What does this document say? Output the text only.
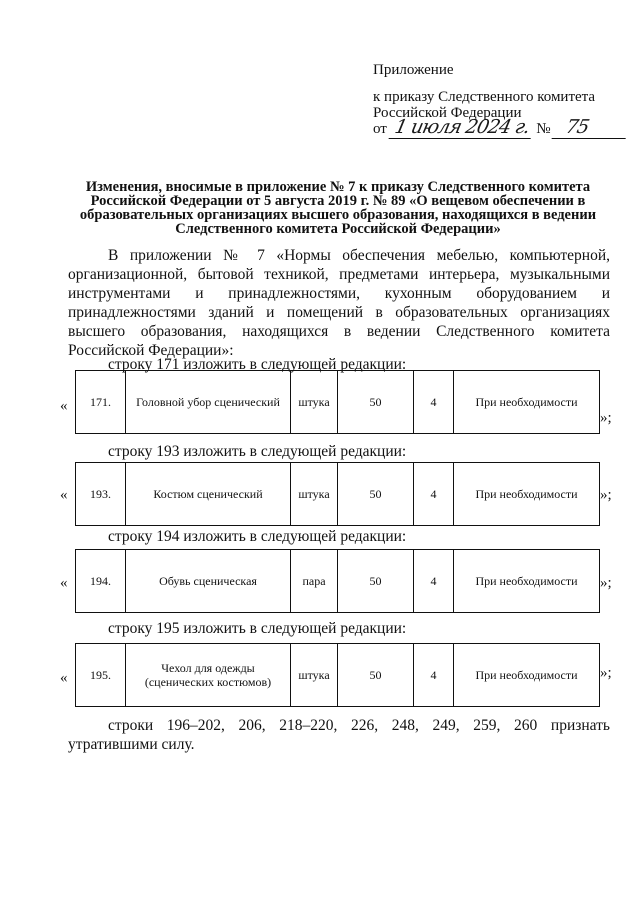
Приложение
к приказу Следственного комитета
Российской Федерации
от 1 июля 2024 г. № 75
Изменения, вносимые в приложение № 7 к приказу Следственного комитета Российской Федерации от 5 августа 2019 г. № 89 «О вещевом обеспечении в образовательных организациях высшего образования, находящихся в ведении Следственного комитета Российской Федерации»
В приложении № 7 «Нормы обеспечения мебелью, компьютерной, организационной, бытовой техникой, предметами интерьера, музыкальными инструментами и принадлежностями, кухонным оборудованием и принадлежностями зданий и помещений в образовательных организациях высшего образования, находящихся в ведении Следственного комитета Российской Федерации»:
строку 171 изложить в следующей редакции:
« 171.	Головной убор сценический	штука	50	4	При необходимости
»;
строку 193 изложить в следующей редакции:
« 193.	Костюм сценический	штука	50	4	При необходимости »;
строку 194 изложить в следующей редакции:
« 194.	Обувь сценическая	пара	50	4	При необходимости »;
строку 195 изложить в следующей редакции:
« 195.	Чехол для одежды (сценических костюмов)	штука	50	4	При необходимости »;
строки 196–202, 206, 218–220, 226, 248, 249, 259, 260 признать утратившими силу.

## Your goal
Your copy of the data above should match it exactly, except that pictures are left out.

## Solution
What does this document say? Output the text only.
Приложение
к приказу Следственного комитета
Российской Федерации
от 1 июля 2024 г. № 75
Изменения, вносимые в приложение № 7 к приказу Следственного комитета Российской Федерации от 5 августа 2019 г. № 89 «О вещевом обеспечении в образовательных организациях высшего образования, находящихся в ведении Следственного комитета Российской Федерации»
В приложении № 7 «Нормы обеспечения мебелью, компьютерной, организационной, бытовой техникой, предметами интерьера, музыкальными инструментами и принадлежностями, кухонным оборудованием и принадлежностями зданий и помещений в образовательных организациях высшего образования, находящихся в ведении Следственного комитета Российской Федерации»:
строку 171 изложить в следующей редакции:
« 171.	Головной убор сценический	штука	50	4	При необходимости
»;
строку 193 изложить в следующей редакции:
« 193.	Костюм сценический	штука	50	4	При необходимости »;
строку 194 изложить в следующей редакции:
« 194.	Обувь сценическая	пара	50	4	При необходимости »;
строку 195 изложить в следующей редакции:
« 195.	Чехол для одежды (сценических костюмов)	штука	50	4	При необходимости »;
строки 196–202, 206, 218–220, 226, 248, 249, 259, 260 признать утратившими силу.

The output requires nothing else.